Written exercise -> Wherever the string "title" occurs in a line of these records, report that line.

Lines of data
* * * * * * *
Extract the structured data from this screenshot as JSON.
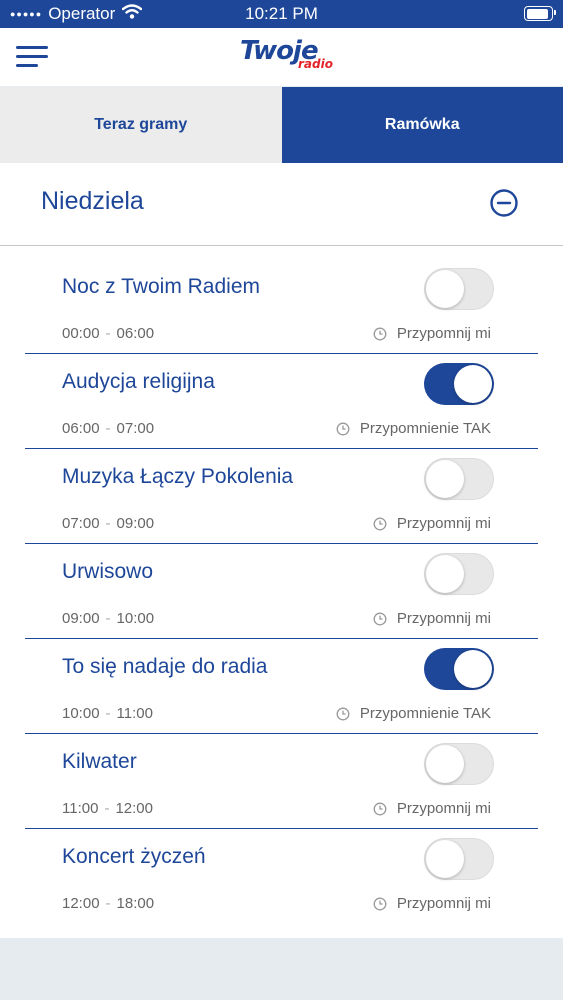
{
  "status_bar": {
    "carrier": "Operator",
    "time": "10:21 PM"
  },
  "header": {
    "logo_main": "Twoje",
    "logo_sub": "radio"
  },
  "tabs": [
    {
      "label": "Teraz gramy",
      "active": false
    },
    {
      "label": "Ramówka",
      "active": true
    }
  ],
  "day": {
    "title": "Niedziela"
  },
  "programs": [
    {
      "title": "Noc z Twoim Radiem",
      "start": "00:00",
      "end": "06:00",
      "reminder_on": false,
      "reminder_label": "Przypomnij mi"
    },
    {
      "title": "Audycja religijna",
      "start": "06:00",
      "end": "07:00",
      "reminder_on": true,
      "reminder_label": "Przypomnienie TAK"
    },
    {
      "title": "Muzyka Łączy Pokolenia",
      "start": "07:00",
      "end": "09:00",
      "reminder_on": false,
      "reminder_label": "Przypomnij mi"
    },
    {
      "title": "Urwisowo",
      "start": "09:00",
      "end": "10:00",
      "reminder_on": false,
      "reminder_label": "Przypomnij mi"
    },
    {
      "title": "To się nadaje do radia",
      "start": "10:00",
      "end": "11:00",
      "reminder_on": true,
      "reminder_label": "Przypomnienie TAK"
    },
    {
      "title": "Kilwater",
      "start": "11:00",
      "end": "12:00",
      "reminder_on": false,
      "reminder_label": "Przypomnij mi"
    },
    {
      "title": "Koncert życzeń",
      "start": "12:00",
      "end": "18:00",
      "reminder_on": false,
      "reminder_label": "Przypomnij mi"
    }
  ],
  "colors": {
    "brand_blue": "#1e4799",
    "logo_red": "#e2232a",
    "tab_inactive_bg": "#ececec",
    "footer_bg": "#e6ebf0"
  },
  "icons": {
    "menu": "hamburger-icon",
    "wifi": "wifi-icon",
    "battery": "battery-icon",
    "collapse": "minus-circle-icon",
    "reminder": "clock-icon"
  }
}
* * * * * * *
Correct output ->
    "title": "Niedziela"
      "title": "Noc z Twoim Radiem",
      "title": "Audycja religijna",
      "title": "Muzyka Łączy Pokolenia",
      "title": "Urwisowo",
      "title": "To się nadaje do radia",
      "title": "Kilwater",
      "title": "Koncert życzeń",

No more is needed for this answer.